▶ [Directive]: Output all of the records exactly as written.

----- Records for this exercise -----

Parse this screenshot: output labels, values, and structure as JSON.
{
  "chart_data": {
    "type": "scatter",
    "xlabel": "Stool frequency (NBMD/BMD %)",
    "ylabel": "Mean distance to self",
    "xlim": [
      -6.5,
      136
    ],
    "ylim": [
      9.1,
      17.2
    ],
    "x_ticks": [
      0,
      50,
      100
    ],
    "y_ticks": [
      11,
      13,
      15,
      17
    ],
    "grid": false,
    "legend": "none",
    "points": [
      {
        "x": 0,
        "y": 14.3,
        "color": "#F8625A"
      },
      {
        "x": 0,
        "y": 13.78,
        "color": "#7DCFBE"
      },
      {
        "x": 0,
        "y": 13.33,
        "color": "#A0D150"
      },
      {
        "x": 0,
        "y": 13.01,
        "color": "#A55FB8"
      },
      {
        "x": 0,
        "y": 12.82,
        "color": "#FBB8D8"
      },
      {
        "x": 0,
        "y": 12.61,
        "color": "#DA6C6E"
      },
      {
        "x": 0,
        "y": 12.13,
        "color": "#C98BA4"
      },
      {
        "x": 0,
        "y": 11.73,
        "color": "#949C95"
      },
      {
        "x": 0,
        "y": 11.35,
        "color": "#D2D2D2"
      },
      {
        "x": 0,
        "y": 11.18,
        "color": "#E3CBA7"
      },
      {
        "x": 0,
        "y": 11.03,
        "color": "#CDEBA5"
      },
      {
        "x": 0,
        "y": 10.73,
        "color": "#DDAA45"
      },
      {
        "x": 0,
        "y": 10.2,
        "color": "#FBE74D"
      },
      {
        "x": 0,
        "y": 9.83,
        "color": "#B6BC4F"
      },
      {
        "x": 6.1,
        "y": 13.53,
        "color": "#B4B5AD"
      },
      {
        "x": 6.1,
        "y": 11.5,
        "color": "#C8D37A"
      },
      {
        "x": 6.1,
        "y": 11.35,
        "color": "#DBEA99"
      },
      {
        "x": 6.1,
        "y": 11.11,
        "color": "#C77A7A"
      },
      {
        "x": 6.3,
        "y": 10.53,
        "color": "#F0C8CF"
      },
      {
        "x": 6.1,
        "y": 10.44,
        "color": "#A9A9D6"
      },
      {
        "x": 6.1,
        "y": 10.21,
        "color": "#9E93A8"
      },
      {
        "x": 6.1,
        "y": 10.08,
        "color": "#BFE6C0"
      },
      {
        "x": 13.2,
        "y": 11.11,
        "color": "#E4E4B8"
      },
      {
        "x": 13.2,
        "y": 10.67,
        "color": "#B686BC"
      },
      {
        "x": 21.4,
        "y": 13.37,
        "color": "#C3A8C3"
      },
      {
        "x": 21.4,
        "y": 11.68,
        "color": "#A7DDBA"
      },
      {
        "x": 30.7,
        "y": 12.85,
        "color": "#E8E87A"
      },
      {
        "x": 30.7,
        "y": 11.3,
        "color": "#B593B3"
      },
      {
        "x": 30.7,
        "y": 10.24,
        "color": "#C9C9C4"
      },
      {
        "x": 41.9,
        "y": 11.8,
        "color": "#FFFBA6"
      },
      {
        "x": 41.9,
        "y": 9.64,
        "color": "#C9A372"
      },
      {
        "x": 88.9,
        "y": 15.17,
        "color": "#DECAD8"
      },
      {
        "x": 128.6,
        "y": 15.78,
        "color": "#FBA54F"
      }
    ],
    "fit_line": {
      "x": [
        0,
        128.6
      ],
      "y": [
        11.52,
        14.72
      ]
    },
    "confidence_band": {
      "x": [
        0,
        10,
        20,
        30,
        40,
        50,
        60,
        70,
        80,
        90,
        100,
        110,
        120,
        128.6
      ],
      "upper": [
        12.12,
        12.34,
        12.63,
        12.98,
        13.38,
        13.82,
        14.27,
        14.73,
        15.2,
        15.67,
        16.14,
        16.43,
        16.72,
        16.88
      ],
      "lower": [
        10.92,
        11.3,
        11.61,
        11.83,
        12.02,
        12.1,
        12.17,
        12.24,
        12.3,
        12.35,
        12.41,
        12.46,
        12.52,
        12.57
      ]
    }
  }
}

-----

▶ [Problem solution]:
Parse this screenshot: output labels, values, and structure as JSON.
{
  "chart_data": {
    "type": "scatter",
    "xlabel": "Stool frequency (NBMD/BMD %)",
    "ylabel": "Mean distance to self",
    "xlim": [
      -6.5,
      136
    ],
    "ylim": [
      9.1,
      17.2
    ],
    "x_ticks": [
      0,
      50,
      100
    ],
    "y_ticks": [
      11,
      13,
      15,
      17
    ],
    "grid": false,
    "legend": "none",
    "points": [
      {
        "x": 0,
        "y": 14.3,
        "color": "#F8625A"
      },
      {
        "x": 0,
        "y": 13.78,
        "color": "#7DCFBE"
      },
      {
        "x": 0,
        "y": 13.33,
        "color": "#A0D150"
      },
      {
        "x": 0,
        "y": 13.01,
        "color": "#A55FB8"
      },
      {
        "x": 0,
        "y": 12.82,
        "color": "#FBB8D8"
      },
      {
        "x": 0,
        "y": 12.61,
        "color": "#DA6C6E"
      },
      {
        "x": 0,
        "y": 12.13,
        "color": "#C98BA4"
      },
      {
        "x": 0,
        "y": 11.73,
        "color": "#949C95"
      },
      {
        "x": 0,
        "y": 11.35,
        "color": "#D2D2D2"
      },
      {
        "x": 0,
        "y": 11.18,
        "color": "#E3CBA7"
      },
      {
        "x": 0,
        "y": 11.03,
        "color": "#CDEBA5"
      },
      {
        "x": 0,
        "y": 10.73,
        "color": "#DDAA45"
      },
      {
        "x": 0,
        "y": 10.2,
        "color": "#FBE74D"
      },
      {
        "x": 0,
        "y": 9.83,
        "color": "#B6BC4F"
      },
      {
        "x": 6.1,
        "y": 13.53,
        "color": "#B4B5AD"
      },
      {
        "x": 6.1,
        "y": 11.5,
        "color": "#C8D37A"
      },
      {
        "x": 6.1,
        "y": 11.35,
        "color": "#DBEA99"
      },
      {
        "x": 6.1,
        "y": 11.11,
        "color": "#C77A7A"
      },
      {
        "x": 6.3,
        "y": 10.53,
        "color": "#F0C8CF"
      },
      {
        "x": 6.1,
        "y": 10.44,
        "color": "#A9A9D6"
      },
      {
        "x": 6.1,
        "y": 10.21,
        "color": "#9E93A8"
      },
      {
        "x": 6.1,
        "y": 10.08,
        "color": "#BFE6C0"
      },
      {
        "x": 13.2,
        "y": 11.11,
        "color": "#E4E4B8"
      },
      {
        "x": 13.2,
        "y": 10.67,
        "color": "#B686BC"
      },
      {
        "x": 21.4,
        "y": 13.37,
        "color": "#C3A8C3"
      },
      {
        "x": 21.4,
        "y": 11.68,
        "color": "#A7DDBA"
      },
      {
        "x": 30.7,
        "y": 12.85,
        "color": "#E8E87A"
      },
      {
        "x": 30.7,
        "y": 11.3,
        "color": "#B593B3"
      },
      {
        "x": 30.7,
        "y": 10.24,
        "color": "#C9C9C4"
      },
      {
        "x": 41.9,
        "y": 11.8,
        "color": "#FFFBA6"
      },
      {
        "x": 41.9,
        "y": 9.64,
        "color": "#C9A372"
      },
      {
        "x": 88.9,
        "y": 15.17,
        "color": "#DECAD8"
      },
      {
        "x": 128.6,
        "y": 15.78,
        "color": "#FBA54F"
      }
    ],
    "fit_line": {
      "x": [
        0,
        128.6
      ],
      "y": [
        11.52,
        14.72
      ]
    },
    "confidence_band": {
      "x": [
        0,
        10,
        20,
        30,
        40,
        50,
        60,
        70,
        80,
        90,
        100,
        110,
        120,
        128.6
      ],
      "upper": [
        12.12,
        12.34,
        12.63,
        12.98,
        13.38,
        13.82,
        14.27,
        14.73,
        15.2,
        15.67,
        16.14,
        16.43,
        16.72,
        16.88
      ],
      "lower": [
        10.92,
        11.3,
        11.61,
        11.83,
        12.02,
        12.1,
        12.17,
        12.24,
        12.3,
        12.35,
        12.41,
        12.46,
        12.52,
        12.57
      ]
    }
  }
}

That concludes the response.